[Some records]

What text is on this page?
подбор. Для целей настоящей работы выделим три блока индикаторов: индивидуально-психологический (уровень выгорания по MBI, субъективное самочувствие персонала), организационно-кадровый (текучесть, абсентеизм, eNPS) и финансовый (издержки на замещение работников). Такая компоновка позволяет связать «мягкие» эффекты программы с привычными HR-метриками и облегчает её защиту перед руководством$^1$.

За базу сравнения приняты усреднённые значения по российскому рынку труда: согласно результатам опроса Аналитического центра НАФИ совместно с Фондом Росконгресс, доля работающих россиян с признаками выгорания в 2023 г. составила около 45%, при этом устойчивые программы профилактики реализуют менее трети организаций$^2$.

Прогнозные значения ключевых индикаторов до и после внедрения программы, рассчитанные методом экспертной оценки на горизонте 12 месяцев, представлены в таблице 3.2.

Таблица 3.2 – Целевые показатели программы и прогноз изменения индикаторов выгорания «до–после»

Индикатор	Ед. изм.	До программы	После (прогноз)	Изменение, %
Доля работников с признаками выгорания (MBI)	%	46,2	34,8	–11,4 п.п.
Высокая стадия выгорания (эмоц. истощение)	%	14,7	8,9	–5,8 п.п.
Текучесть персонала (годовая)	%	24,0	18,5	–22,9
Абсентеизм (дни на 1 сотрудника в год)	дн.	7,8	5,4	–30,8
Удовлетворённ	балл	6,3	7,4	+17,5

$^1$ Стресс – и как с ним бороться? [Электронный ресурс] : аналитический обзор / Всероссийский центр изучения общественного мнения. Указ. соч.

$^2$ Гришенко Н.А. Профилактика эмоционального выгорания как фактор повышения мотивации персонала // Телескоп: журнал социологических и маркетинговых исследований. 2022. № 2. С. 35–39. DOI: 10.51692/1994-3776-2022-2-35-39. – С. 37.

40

● GIVEN INSTRUCTION: Copy out the material word for word and line for line.

● EXERCISE ANSWER:
What text is on this page?
подбор. Для целей настоящей работы выделим три блока индикаторов: индивидуально-психологический (уровень выгорания по MBI, субъективное самочувствие персонала), организационно-кадровый (текучесть, абсентеизм, eNPS) и финансовый (издержки на замещение работников). Такая компоновка позволяет связать «мягкие» эффекты программы с привычными HR-метриками и облегчает её защиту перед руководством$^1$.

За базу сравнения приняты усреднённые значения по российскому рынку труда: согласно результатам опроса Аналитического центра НАФИ совместно с Фондом Росконгресс, доля работающих россиян с признаками выгорания в 2023 г. составила около 45%, при этом устойчивые программы профилактики реализуют менее трети организаций$^2$.

Прогнозные значения ключевых индикаторов до и после внедрения программы, рассчитанные методом экспертной оценки на горизонте 12 месяцев, представлены в таблице 3.2.

Таблица 3.2 – Целевые показатели программы и прогноз изменения индикаторов выгорания «до–после»

Индикатор	Ед. изм.	До программы	После (прогноз)	Изменение, %
Доля работников с признаками выгорания (MBI)	%	46,2	34,8	–11,4 п.п.
Высокая стадия выгорания (эмоц. истощение)	%	14,7	8,9	–5,8 п.п.
Текучесть персонала (годовая)	%	24,0	18,5	–22,9
Абсентеизм (дни на 1 сотрудника в год)	дн.	7,8	5,4	–30,8
Удовлетворённ	балл	6,3	7,4	+17,5

$^1$ Стресс – и как с ним бороться? [Электронный ресурс] : аналитический обзор / Всероссийский центр изучения общественного мнения. Указ. соч.

$^2$ Гришенко Н.А. Профилактика эмоционального выгорания как фактор повышения мотивации персонала // Телескоп: журнал социологических и маркетинговых исследований. 2022. № 2. С. 35–39. DOI: 10.51692/1994-3776-2022-2-35-39. – С. 37.

40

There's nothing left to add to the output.